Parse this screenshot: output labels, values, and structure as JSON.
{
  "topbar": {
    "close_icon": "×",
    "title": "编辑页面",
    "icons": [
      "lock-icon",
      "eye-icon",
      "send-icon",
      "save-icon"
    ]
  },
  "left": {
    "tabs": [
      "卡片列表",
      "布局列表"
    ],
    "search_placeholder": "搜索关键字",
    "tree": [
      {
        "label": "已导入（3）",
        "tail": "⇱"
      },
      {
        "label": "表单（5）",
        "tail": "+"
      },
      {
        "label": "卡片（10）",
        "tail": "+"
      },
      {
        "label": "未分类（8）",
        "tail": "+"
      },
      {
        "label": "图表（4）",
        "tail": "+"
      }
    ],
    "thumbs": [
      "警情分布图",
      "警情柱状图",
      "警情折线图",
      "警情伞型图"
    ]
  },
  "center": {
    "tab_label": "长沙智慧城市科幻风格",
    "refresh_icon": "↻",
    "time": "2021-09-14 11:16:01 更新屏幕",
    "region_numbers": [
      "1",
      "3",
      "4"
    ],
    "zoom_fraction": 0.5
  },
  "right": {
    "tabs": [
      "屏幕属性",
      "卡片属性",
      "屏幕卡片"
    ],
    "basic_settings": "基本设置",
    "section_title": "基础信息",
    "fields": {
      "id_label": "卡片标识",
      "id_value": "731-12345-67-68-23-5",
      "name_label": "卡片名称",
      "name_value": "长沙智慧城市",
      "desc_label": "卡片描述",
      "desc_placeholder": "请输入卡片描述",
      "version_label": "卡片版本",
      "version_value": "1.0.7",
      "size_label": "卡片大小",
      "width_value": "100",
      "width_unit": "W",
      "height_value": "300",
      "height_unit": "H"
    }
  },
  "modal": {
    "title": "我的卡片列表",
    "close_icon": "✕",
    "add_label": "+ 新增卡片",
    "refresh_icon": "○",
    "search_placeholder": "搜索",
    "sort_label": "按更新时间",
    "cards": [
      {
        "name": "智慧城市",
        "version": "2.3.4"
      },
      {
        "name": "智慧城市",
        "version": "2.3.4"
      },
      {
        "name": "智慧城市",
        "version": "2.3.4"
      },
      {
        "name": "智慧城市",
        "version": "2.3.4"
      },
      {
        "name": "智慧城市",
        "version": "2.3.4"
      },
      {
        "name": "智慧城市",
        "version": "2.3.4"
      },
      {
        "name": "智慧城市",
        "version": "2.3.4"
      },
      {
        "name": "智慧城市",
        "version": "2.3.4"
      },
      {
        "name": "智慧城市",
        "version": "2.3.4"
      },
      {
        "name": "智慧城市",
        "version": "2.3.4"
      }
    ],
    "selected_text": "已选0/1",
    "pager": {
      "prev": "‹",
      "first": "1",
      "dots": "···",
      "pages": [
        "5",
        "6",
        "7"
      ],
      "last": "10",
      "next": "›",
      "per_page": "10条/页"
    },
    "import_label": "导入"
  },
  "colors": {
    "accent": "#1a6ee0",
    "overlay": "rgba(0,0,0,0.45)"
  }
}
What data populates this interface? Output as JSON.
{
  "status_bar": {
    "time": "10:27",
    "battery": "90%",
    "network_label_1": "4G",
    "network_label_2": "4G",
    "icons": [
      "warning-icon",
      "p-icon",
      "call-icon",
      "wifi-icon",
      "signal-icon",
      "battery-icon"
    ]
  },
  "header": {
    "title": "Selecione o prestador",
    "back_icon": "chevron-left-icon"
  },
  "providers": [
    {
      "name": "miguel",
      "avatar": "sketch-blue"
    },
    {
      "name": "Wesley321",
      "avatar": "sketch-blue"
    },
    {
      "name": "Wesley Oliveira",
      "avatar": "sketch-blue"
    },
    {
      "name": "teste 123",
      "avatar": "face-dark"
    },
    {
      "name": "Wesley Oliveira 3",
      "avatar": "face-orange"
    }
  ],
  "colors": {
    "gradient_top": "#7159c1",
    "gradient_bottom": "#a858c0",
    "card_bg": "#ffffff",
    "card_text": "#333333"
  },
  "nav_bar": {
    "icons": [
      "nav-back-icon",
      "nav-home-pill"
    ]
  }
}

-*-*-

### Directions
Only the lines from the one containing "What data populates" to the end of the records should be repeated, exactly as they appear.

### Result for this task
What data populates this interface? Output as JSON.
{
  "status_bar": {
    "time": "10:27",
    "battery": "90%",
    "network_label_1": "4G",
    "network_label_2": "4G",
    "icons": [
      "warning-icon",
      "p-icon",
      "call-icon",
      "wifi-icon",
      "signal-icon",
      "battery-icon"
    ]
  },
  "header": {
    "title": "Selecione o prestador",
    "back_icon": "chevron-left-icon"
  },
  "providers": [
    {
      "name": "miguel",
      "avatar": "sketch-blue"
    },
    {
      "name": "Wesley321",
      "avatar": "sketch-blue"
    },
    {
      "name": "Wesley Oliveira",
      "avatar": "sketch-blue"
    },
    {
      "name": "teste 123",
      "avatar": "face-dark"
    },
    {
      "name": "Wesley Oliveira 3",
      "avatar": "face-orange"
    }
  ],
  "colors": {
    "gradient_top": "#7159c1",
    "gradient_bottom": "#a858c0",
    "card_bg": "#ffffff",
    "card_text": "#333333"
  },
  "nav_bar": {
    "icons": [
      "nav-back-icon",
      "nav-home-pill"
    ]
  }
}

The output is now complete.